*EXERCISE GOAL*
Write out the whole listing again, exactly as given.

*MATERIAL FOR THIS TASK*
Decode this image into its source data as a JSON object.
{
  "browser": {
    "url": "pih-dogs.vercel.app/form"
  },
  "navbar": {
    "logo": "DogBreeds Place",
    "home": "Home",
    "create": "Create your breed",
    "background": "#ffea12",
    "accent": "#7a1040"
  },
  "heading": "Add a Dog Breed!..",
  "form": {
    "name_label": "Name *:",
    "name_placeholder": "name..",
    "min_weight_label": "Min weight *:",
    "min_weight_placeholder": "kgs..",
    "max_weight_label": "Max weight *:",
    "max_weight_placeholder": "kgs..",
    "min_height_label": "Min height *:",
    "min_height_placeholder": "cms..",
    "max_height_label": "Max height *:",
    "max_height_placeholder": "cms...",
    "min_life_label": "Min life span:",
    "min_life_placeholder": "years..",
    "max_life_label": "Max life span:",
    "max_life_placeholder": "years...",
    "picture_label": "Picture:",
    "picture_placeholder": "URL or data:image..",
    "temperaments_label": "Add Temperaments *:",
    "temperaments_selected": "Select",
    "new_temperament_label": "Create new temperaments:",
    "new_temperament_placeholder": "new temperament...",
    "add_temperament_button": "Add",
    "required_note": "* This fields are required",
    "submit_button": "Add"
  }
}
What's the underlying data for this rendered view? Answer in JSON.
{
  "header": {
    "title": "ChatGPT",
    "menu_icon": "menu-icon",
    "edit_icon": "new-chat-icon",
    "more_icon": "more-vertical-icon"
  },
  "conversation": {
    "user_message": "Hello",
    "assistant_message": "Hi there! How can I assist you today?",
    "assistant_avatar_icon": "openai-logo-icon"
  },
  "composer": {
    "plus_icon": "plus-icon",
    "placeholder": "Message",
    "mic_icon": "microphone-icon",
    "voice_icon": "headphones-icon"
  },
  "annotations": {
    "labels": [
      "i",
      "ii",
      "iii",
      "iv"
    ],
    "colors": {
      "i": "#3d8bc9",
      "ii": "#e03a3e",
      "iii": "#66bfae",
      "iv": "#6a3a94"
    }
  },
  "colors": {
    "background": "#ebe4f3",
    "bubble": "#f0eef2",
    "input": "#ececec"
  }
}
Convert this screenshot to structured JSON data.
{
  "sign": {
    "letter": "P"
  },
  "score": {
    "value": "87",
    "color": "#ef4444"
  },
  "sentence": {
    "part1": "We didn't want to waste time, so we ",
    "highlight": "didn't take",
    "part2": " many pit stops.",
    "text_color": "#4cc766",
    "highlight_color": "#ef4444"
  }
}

*TASK SOLUTION*
Decode this image into its source data as a JSON object.
{
  "browser": {
    "url": "pih-dogs.vercel.app/form"
  },
  "navbar": {
    "logo": "DogBreeds Place",
    "home": "Home",
    "create": "Create your breed",
    "background": "#ffea12",
    "accent": "#7a1040"
  },
  "heading": "Add a Dog Breed!..",
  "form": {
    "name_label": "Name *:",
    "name_placeholder": "name..",
    "min_weight_label": "Min weight *:",
    "min_weight_placeholder": "kgs..",
    "max_weight_label": "Max weight *:",
    "max_weight_placeholder": "kgs..",
    "min_height_label": "Min height *:",
    "min_height_placeholder": "cms..",
    "max_height_label": "Max height *:",
    "max_height_placeholder": "cms...",
    "min_life_label": "Min life span:",
    "min_life_placeholder": "years..",
    "max_life_label": "Max life span:",
    "max_life_placeholder": "years...",
    "picture_label": "Picture:",
    "picture_placeholder": "URL or data:image..",
    "temperaments_label": "Add Temperaments *:",
    "temperaments_selected": "Select",
    "new_temperament_label": "Create new temperaments:",
    "new_temperament_placeholder": "new temperament...",
    "add_temperament_button": "Add",
    "required_note": "* This fields are required",
    "submit_button": "Add"
  }
}
What's the underlying data for this rendered view? Answer in JSON.
{
  "header": {
    "title": "ChatGPT",
    "menu_icon": "menu-icon",
    "edit_icon": "new-chat-icon",
    "more_icon": "more-vertical-icon"
  },
  "conversation": {
    "user_message": "Hello",
    "assistant_message": "Hi there! How can I assist you today?",
    "assistant_avatar_icon": "openai-logo-icon"
  },
  "composer": {
    "plus_icon": "plus-icon",
    "placeholder": "Message",
    "mic_icon": "microphone-icon",
    "voice_icon": "headphones-icon"
  },
  "annotations": {
    "labels": [
      "i",
      "ii",
      "iii",
      "iv"
    ],
    "colors": {
      "i": "#3d8bc9",
      "ii": "#e03a3e",
      "iii": "#66bfae",
      "iv": "#6a3a94"
    }
  },
  "colors": {
    "background": "#ebe4f3",
    "bubble": "#f0eef2",
    "input": "#ececec"
  }
}
Convert this screenshot to structured JSON data.
{
  "sign": {
    "letter": "P"
  },
  "score": {
    "value": "87",
    "color": "#ef4444"
  },
  "sentence": {
    "part1": "We didn't want to waste time, so we ",
    "highlight": "didn't take",
    "part2": " many pit stops.",
    "text_color": "#4cc766",
    "highlight_color": "#ef4444"
  }
}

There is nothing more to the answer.